→ **Aim of the exercise**
Make an exact copy of the entries below with the pictures removed.

Part of a data file:
==========

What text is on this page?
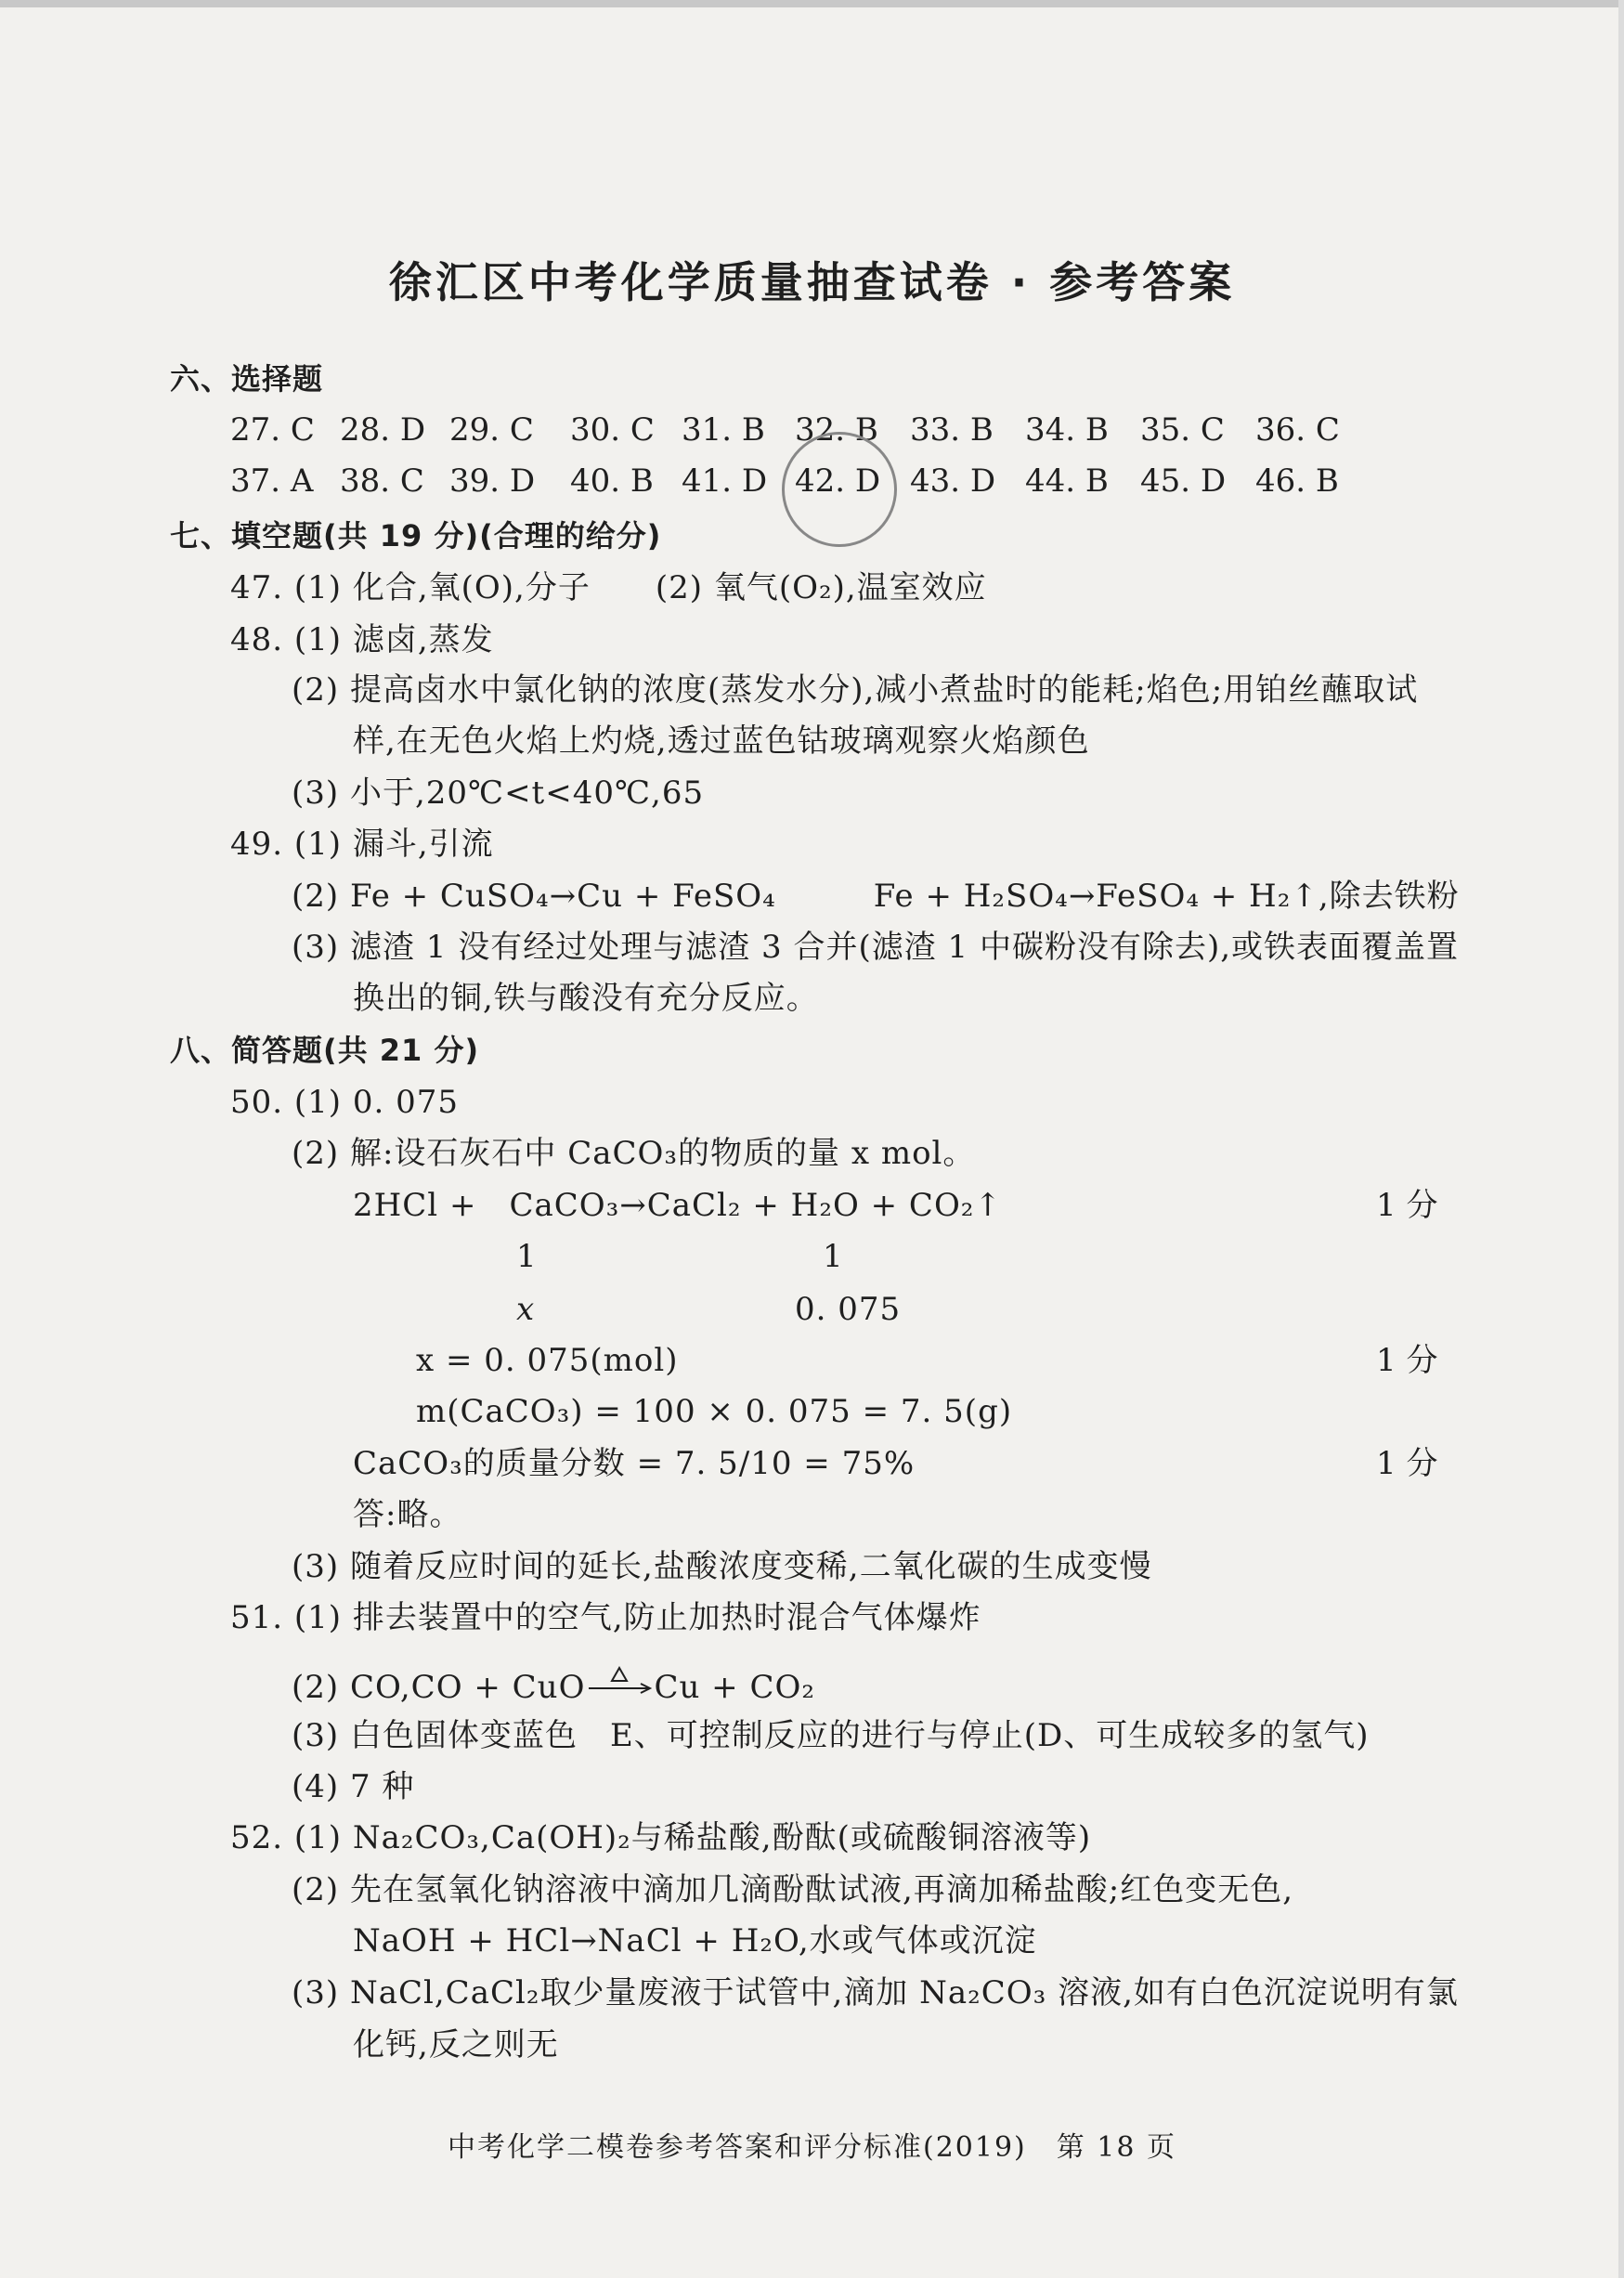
徐汇区中考化学质量抽查试卷 · 参考答案
六、选择题
27. C 28. D 29. C 30. C 31. B 32. B 33. B 34. B 35. C 36. C
37. A 38. C 39. D 40. B 41. D 42. D 43. D 44. B 45. D 46. B
七、填空题(共 19 分)(合理的给分)
47. (1) 化合,氧(O),分子　　(2) 氧气(O₂),温室效应
48. (1) 滤卤,蒸发
(2) 提高卤水中氯化钠的浓度(蒸发水分),减小煮盐时的能耗;焰色;用铂丝蘸取试
样,在无色火焰上灼烧,透过蓝色钴玻璃观察火焰颜色
(3) 小于,20℃<t<40℃,65
49. (1) 漏斗,引流
(2) Fe + CuSO₄→Cu + FeSO₄　　　Fe + H₂SO₄→FeSO₄ + H₂↑,除去铁粉
(3) 滤渣 1 没有经过处理与滤渣 3 合并(滤渣 1 中碳粉没有除去),或铁表面覆盖置
换出的铜,铁与酸没有充分反应。
八、简答题(共 21 分)
50. (1) 0. 075
(2) 解:设石灰石中 CaCO₃的物质的量 x mol。
2HCl +　CaCO₃→CaCl₂ + H₂O + CO₂↑	1 分
1	1
x	0. 075
x = 0. 075(mol)	1 分
m(CaCO₃) = 100 × 0. 075 = 7. 5(g)
CaCO₃的质量分数 = 7. 5/10 = 75%	1 分
答:略。
(3) 随着反应时间的延长,盐酸浓度变稀,二氧化碳的生成变慢
51. (1) 排去装置中的空气,防止加热时混合气体爆炸
(2) CO,CO + CuO Cu + CO₂
(3) 白色固体变蓝色　E、可控制反应的进行与停止(D、可生成较多的氢气)
(4) 7 种
52. (1) Na₂CO₃,Ca(OH)₂与稀盐酸,酚酞(或硫酸铜溶液等)
(2) 先在氢氧化钠溶液中滴加几滴酚酞试液,再滴加稀盐酸;红色变无色,
NaOH + HCl→NaCl + H₂O,水或气体或沉淀
(3) NaCl,CaCl₂取少量废液于试管中,滴加 Na₂CO₃ 溶液,如有白色沉淀说明有氯
化钙,反之则无
中考化学二模卷参考答案和评分标准(2019)　第 18 页
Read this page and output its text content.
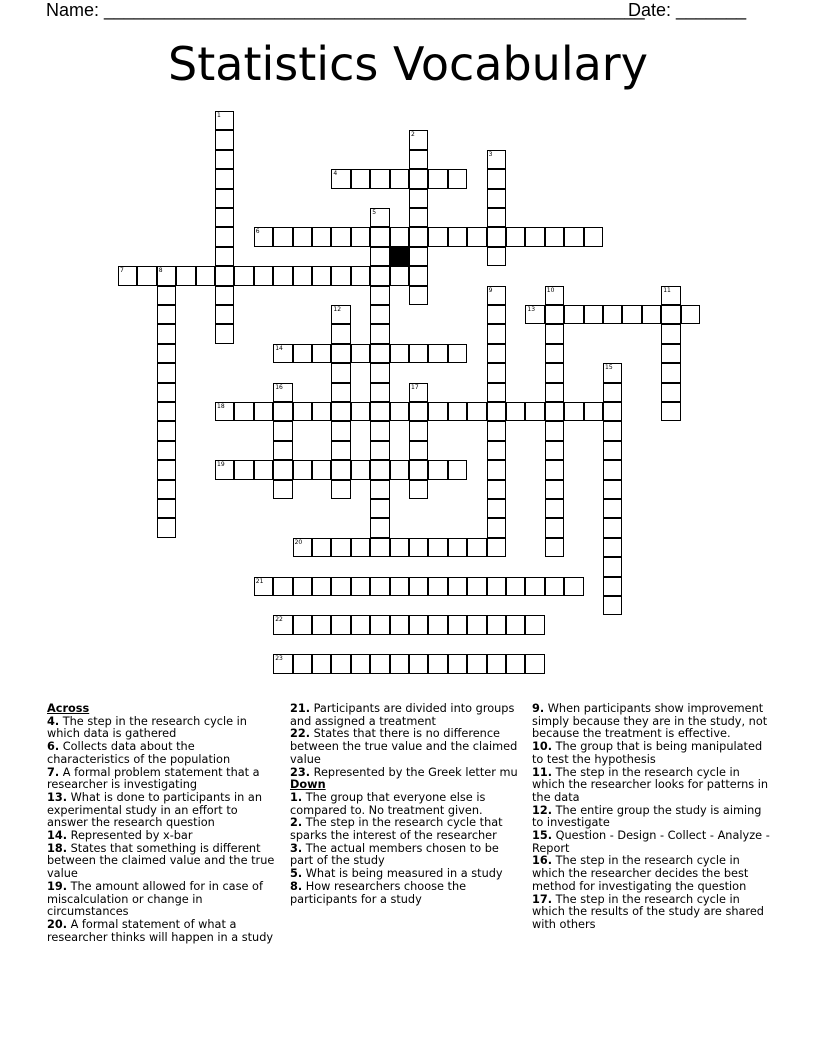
Name: ______________________________________________________
Date: _______
Statistics Vocabulary
4
6
7	8
13
14
18
19
20
21
22
23
1
2
3
5
9	10	11
12
15
16	17
Across

4. The step in the research cycle in which data is gathered

6. Collects data about the characteristics of the population

7. A formal problem statement that a researcher is investigating

13. What is done to participants in an experimental study in an effort to answer the research question

14. Represented by x-bar

18. States that something is different between the claimed value and the true value

19. The amount allowed for in case of miscalculation or change in circumstances

20. A formal statement of what a researcher thinks will happen in a study

21. Participants are divided into groups and assigned a treatment

22. States that there is no difference between the true value and the claimed value

23. Represented by the Greek letter mu

Down

1. The group that everyone else is compared to. No treatment given.

2. The step in the research cycle that sparks the interest of the researcher

3. The actual members chosen to be part of the study

5. What is being measured in a study

8. How researchers choose the participants for a study

9. When participants show improvement simply because they are in the study, not because the treatment is effective.

10. The group that is being manipulated to test the hypothesis

11. The step in the research cycle in which the researcher looks for patterns in the data

12. The entire group the study is aiming to investigate

15. Question - Design - Collect - Analyze - Report

16. The step in the research cycle in which the researcher decides the best method for investigating the question

17. The step in the research cycle in which the results of the study are shared with others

==========

→ **Correct output**
What text is on this page?
徐汇区中考化学质量抽查试卷 · 参考答案
六、选择题
27. C 28. D 29. C 30. C 31. B 32. B 33. B 34. B 35. C 36. C
37. A 38. C 39. D 40. B 41. D 42. D 43. D 44. B 45. D 46. B
七、填空题(共 19 分)(合理的给分)
47. (1) 化合,氧(O),分子　　(2) 氧气(O₂),温室效应
48. (1) 滤卤,蒸发
(2) 提高卤水中氯化钠的浓度(蒸发水分),减小煮盐时的能耗;焰色;用铂丝蘸取试
样,在无色火焰上灼烧,透过蓝色钴玻璃观察火焰颜色
(3) 小于,20℃<t<40℃,65
49. (1) 漏斗,引流
(2) Fe + CuSO₄→Cu + FeSO₄　　　Fe + H₂SO₄→FeSO₄ + H₂↑,除去铁粉
(3) 滤渣 1 没有经过处理与滤渣 3 合并(滤渣 1 中碳粉没有除去),或铁表面覆盖置
换出的铜,铁与酸没有充分反应。
八、简答题(共 21 分)
50. (1) 0. 075
(2) 解:设石灰石中 CaCO₃的物质的量 x mol。
2HCl +　CaCO₃→CaCl₂ + H₂O + CO₂↑	1 分
1	1
x	0. 075
x = 0. 075(mol)	1 分
m(CaCO₃) = 100 × 0. 075 = 7. 5(g)
CaCO₃的质量分数 = 7. 5/10 = 75%	1 分
答:略。
(3) 随着反应时间的延长,盐酸浓度变稀,二氧化碳的生成变慢
51. (1) 排去装置中的空气,防止加热时混合气体爆炸
(2) CO,CO + CuO Cu + CO₂
(3) 白色固体变蓝色　E、可控制反应的进行与停止(D、可生成较多的氢气)
(4) 7 种
52. (1) Na₂CO₃,Ca(OH)₂与稀盐酸,酚酞(或硫酸铜溶液等)
(2) 先在氢氧化钠溶液中滴加几滴酚酞试液,再滴加稀盐酸;红色变无色,
NaOH + HCl→NaCl + H₂O,水或气体或沉淀
(3) NaCl,CaCl₂取少量废液于试管中,滴加 Na₂CO₃ 溶液,如有白色沉淀说明有氯
化钙,反之则无
中考化学二模卷参考答案和评分标准(2019)　第 18 页
Read this page and output its text content.
Name: ______________________________________________________
Date: _______
Statistics Vocabulary
4
6
7	8
13
14
18
19
20
21
22
23
1
2
3
5
9	10	11
12
15
16	17
Across

4. The step in the research cycle in which data is gathered

6. Collects data about the characteristics of the population

7. A formal problem statement that a researcher is investigating

13. What is done to participants in an experimental study in an effort to answer the research question

14. Represented by x-bar

18. States that something is different between the claimed value and the true value

19. The amount allowed for in case of miscalculation or change in circumstances

20. A formal statement of what a researcher thinks will happen in a study

21. Participants are divided into groups and assigned a treatment

22. States that there is no difference between the true value and the claimed value

23. Represented by the Greek letter mu

Down

1. The group that everyone else is compared to. No treatment given.

2. The step in the research cycle that sparks the interest of the researcher

3. The actual members chosen to be part of the study

5. What is being measured in a study

8. How researchers choose the participants for a study

9. When participants show improvement simply because they are in the study, not because the treatment is effective.

10. The group that is being manipulated to test the hypothesis

11. The step in the research cycle in which the researcher looks for patterns in the data

12. The entire group the study is aiming to investigate

15. Question - Design - Collect - Analyze - Report

16. The step in the research cycle in which the researcher decides the best method for investigating the question

17. The step in the research cycle in which the results of the study are shared with others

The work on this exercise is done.